• [Source extract]:
--- BEGIN ---

Proposed ASUU budget would fund KUTE

By By Rochelle McConkie

By Rochelle McConkie

The ASUU General Assembly will vote tonight on a proposed $1.4-million student government budget for the 2008-2009 school year, which includes a reinstatement of funding for the student radio station KUTE and a number of amendments made by the Senate April 17.

The Senate approved $15,000 for the Student Broadcast Council, and with the Assembly’s approval, the Associated Students of the University of Utah will reverse the two-year-long suspension on funding and once again allocate the $15,000 to the council as stipulated by RedBook, the student constitution.

“KUTE has a change in leadership and vision,” ASUU President-elect Patrick Reimherr said. “It’s not just student radio anymore-they’re trying to adapt to our campus and how we communicate.”

The rest of the ASUU budget created by the new administration doesn’t differ greatly from the 2007-2008 budget, but Senate leaders voted to move money around in a number of boards.

--- END ---

• [To do]:
A. Decide whether each statement agrees with the article on the ASUU budget, answering yes or no and quoting the words of the article that decide it: (i) the proposed student government budget for the 2008-2009 school year is $1.4 million; (ii) funding for the Student Broadcast Council had been suspended for three years; (iii) the new budget differs greatly from the 2007-2008 budget.
B. Carry the article on the ASUU budget forward from its last sentence.

• [Items]:

--- BEGIN ---

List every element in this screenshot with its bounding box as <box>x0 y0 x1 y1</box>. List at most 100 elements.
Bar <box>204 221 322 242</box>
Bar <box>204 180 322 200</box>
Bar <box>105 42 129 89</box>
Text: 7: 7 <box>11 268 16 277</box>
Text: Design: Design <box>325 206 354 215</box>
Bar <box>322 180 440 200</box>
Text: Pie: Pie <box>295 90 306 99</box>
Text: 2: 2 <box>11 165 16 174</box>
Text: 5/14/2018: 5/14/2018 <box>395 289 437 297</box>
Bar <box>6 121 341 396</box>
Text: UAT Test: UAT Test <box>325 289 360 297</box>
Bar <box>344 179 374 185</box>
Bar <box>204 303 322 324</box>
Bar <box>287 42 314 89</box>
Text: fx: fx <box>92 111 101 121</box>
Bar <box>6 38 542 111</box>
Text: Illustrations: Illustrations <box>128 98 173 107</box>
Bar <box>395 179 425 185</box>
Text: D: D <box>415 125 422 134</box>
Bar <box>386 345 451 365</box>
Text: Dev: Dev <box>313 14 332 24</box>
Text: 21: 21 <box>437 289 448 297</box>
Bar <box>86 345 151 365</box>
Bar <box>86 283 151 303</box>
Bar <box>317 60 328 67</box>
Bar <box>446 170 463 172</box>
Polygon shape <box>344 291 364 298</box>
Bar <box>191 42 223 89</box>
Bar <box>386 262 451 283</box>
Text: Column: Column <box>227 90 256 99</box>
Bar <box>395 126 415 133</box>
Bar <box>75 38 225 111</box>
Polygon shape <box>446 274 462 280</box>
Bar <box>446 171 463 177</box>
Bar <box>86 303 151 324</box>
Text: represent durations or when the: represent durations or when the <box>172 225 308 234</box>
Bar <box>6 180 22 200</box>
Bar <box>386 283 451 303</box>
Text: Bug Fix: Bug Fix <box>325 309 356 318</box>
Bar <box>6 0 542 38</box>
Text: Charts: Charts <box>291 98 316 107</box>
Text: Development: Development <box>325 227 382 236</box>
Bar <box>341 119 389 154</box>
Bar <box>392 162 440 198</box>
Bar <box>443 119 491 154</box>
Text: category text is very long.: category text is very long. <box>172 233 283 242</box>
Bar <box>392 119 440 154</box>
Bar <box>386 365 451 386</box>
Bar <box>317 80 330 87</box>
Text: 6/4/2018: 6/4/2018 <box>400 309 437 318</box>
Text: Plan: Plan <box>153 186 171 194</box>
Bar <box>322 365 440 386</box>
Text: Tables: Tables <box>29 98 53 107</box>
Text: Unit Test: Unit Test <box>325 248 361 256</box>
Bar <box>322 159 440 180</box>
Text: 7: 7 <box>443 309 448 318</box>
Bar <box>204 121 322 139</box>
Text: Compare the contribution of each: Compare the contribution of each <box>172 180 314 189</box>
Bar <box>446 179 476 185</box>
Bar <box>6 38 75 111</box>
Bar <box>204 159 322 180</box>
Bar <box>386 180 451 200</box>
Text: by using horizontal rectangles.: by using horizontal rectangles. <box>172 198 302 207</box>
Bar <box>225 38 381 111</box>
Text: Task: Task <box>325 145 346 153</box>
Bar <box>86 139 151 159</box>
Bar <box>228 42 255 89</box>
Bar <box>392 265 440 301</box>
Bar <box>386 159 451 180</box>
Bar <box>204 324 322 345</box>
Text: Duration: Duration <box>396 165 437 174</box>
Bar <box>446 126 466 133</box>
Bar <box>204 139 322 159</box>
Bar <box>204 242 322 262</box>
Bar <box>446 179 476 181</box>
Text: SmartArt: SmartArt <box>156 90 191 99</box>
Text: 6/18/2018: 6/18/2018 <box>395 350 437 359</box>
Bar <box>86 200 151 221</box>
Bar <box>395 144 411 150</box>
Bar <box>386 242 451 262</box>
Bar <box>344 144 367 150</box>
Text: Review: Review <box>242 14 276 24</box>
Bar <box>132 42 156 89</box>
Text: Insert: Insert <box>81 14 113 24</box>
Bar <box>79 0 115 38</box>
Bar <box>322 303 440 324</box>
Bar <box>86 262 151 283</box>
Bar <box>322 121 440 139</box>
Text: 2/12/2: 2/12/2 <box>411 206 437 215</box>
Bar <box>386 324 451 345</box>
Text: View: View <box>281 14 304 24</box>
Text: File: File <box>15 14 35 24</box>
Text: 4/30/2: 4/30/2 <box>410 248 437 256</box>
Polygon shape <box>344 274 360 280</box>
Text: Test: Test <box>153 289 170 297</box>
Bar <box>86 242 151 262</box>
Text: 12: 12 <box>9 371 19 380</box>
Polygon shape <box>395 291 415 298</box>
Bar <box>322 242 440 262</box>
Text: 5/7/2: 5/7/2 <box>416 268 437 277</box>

--- END ---

• [Outputs]:
A.
(i) Yes: "a proposed $1.4-million student government budget for the 2008-2009 school year"
(ii) No: "the two-year-long suspension on funding"
(iii) No: "doesn’t differ greatly from the 2007-2008 budget"

B.
The Senate amended the budget to decrease the money given to student groups through the ASUU finance board budgeting processes as well as cut funds for the Rock the U dance marathon, the attorney general budget and courtesy phones.

Reimherr said some of the amendments might be justified, but he does not agree with decreases in funding for executive cabinet boards.

If the amendments pass in the Assembly, both the finance board and Rock the U would transfer $5,000 to the Senate contingency, which is used to fund academic student groups and student advisory committees. The proposed budget already increases Senate funds by more than $9,000, but Humanities Sen. Liz Clark said this isn’t enough because they had to transfer $40,000 from the ASUU general reserve this year to meet funding demands.

“With the requests going up, we should consider moving the Senate contingency up with the Assembly,” Clark said.

The General Assembly has a budget of more than $96,000 for student groups.

Reimherr said some student groups would rather go through the budgeting processes in the fall and spring. Although he thinks the legislative branches deserve more money, he said he would prefer that it comes from the general reserve.

The budget also proposed a $5,000 decrease in funding for the Rock the U dance marathon, which received $25,000 for the 2008 event. Reimherr said Rock the U used about $20,000 this year, and the amount he budgeted was a balance between the past two administrations’ funding for the event.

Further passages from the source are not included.